### Given entries ###

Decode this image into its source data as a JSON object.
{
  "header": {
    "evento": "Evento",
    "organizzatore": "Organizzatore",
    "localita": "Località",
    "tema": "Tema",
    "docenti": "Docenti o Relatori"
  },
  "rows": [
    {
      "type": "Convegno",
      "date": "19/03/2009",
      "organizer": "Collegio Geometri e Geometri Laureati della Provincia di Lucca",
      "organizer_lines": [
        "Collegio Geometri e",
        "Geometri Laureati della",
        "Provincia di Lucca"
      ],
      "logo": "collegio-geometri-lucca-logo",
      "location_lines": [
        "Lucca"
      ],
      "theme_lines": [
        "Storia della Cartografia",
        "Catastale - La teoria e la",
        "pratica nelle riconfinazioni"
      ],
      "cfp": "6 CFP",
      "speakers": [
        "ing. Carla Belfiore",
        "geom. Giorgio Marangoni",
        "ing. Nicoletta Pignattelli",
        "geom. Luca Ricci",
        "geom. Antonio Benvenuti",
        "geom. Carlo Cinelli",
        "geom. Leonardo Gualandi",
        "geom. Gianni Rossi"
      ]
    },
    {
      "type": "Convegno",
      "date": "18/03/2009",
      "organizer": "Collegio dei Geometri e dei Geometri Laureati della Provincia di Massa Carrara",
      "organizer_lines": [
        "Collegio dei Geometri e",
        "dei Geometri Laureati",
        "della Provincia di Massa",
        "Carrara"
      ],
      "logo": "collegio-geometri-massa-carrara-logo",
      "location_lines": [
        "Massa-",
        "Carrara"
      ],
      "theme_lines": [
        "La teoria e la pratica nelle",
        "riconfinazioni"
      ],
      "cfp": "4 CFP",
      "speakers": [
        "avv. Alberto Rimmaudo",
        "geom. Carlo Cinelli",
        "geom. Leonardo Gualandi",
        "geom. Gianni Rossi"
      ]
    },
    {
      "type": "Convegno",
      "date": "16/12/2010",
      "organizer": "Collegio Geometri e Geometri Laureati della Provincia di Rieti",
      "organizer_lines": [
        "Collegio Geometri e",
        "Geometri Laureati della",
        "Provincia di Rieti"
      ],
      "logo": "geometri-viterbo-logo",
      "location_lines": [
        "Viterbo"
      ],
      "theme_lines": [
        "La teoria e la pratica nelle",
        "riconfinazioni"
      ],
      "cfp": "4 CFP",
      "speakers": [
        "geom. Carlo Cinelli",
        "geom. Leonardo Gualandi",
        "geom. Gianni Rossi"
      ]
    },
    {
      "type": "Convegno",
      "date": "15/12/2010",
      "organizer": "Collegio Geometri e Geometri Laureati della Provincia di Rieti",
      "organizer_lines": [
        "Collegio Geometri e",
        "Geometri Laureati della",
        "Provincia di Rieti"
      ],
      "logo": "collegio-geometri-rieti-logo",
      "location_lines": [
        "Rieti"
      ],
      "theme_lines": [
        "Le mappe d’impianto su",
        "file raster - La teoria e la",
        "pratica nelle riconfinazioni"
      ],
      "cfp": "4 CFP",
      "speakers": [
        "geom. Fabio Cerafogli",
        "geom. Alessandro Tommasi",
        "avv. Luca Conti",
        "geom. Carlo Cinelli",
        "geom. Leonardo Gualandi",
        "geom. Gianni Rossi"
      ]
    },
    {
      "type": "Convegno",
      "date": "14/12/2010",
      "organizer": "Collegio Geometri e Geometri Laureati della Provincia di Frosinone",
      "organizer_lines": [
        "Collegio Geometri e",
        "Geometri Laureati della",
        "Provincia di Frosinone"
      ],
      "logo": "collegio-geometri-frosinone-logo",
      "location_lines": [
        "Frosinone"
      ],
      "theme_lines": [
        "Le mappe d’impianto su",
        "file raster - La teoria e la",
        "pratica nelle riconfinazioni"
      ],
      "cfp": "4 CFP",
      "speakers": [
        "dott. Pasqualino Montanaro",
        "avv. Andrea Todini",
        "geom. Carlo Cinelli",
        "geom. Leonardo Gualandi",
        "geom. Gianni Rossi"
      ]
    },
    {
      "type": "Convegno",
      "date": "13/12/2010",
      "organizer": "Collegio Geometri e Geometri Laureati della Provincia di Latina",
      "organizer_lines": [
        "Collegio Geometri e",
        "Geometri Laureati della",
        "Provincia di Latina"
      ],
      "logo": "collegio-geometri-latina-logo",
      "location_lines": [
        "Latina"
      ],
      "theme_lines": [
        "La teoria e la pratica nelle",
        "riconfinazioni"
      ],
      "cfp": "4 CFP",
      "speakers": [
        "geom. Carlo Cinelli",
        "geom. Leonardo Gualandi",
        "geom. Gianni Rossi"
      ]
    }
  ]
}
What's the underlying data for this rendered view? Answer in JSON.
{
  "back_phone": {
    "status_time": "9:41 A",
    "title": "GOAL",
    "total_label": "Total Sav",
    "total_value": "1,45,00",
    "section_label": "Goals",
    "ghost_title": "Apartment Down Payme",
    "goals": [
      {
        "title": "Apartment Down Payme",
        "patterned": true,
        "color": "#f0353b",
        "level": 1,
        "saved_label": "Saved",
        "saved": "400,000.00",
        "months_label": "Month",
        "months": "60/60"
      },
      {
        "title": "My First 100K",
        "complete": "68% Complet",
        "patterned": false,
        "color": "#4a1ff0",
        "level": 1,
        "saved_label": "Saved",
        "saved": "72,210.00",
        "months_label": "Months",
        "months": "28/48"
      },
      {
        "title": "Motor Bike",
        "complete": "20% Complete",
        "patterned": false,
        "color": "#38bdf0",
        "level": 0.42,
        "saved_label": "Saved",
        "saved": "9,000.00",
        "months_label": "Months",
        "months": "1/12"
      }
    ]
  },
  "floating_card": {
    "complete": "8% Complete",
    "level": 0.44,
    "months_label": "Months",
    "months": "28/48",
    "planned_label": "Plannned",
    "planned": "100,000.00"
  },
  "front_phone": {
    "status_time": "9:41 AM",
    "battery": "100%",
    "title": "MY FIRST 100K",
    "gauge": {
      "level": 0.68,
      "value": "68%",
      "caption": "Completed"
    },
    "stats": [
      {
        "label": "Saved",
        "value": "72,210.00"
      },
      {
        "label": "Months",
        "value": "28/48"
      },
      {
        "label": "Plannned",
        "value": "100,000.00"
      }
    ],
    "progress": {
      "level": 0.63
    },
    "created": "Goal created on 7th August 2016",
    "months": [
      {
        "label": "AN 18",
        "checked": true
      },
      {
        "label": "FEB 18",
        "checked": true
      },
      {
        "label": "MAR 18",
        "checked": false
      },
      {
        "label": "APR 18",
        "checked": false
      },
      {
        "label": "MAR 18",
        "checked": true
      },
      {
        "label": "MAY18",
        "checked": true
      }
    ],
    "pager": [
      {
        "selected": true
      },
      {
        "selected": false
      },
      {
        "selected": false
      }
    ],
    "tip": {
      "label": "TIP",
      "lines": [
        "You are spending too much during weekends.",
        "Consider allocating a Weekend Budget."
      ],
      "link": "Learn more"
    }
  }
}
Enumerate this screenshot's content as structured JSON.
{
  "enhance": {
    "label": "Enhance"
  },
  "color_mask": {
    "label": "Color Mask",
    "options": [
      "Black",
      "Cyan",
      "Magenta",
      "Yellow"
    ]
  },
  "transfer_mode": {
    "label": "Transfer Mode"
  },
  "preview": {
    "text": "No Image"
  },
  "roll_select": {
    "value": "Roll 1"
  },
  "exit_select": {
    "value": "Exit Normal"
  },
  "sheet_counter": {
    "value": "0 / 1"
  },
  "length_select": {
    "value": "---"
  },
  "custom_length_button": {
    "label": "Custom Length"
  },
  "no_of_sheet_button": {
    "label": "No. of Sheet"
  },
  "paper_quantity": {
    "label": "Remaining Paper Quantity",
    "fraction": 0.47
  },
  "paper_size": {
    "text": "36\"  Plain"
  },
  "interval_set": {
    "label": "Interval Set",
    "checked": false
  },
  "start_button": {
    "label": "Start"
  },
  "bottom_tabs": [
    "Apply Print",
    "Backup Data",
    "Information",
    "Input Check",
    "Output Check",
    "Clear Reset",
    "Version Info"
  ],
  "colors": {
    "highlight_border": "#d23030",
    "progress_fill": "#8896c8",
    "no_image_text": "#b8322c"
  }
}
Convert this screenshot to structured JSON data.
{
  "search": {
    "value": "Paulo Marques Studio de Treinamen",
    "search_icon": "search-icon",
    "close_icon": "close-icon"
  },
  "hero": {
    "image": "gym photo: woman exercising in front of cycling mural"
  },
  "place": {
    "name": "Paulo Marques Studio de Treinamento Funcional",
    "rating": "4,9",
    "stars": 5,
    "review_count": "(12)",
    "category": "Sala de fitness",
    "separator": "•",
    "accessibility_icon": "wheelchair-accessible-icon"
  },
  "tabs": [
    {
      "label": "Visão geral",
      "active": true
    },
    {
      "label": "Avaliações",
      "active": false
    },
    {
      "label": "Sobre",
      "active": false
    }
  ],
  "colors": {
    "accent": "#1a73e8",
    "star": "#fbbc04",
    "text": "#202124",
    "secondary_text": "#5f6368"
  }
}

###

Stated problem:
Look through the material and say how many lines hold "Apartment". Give the number only.

Correct answer:
2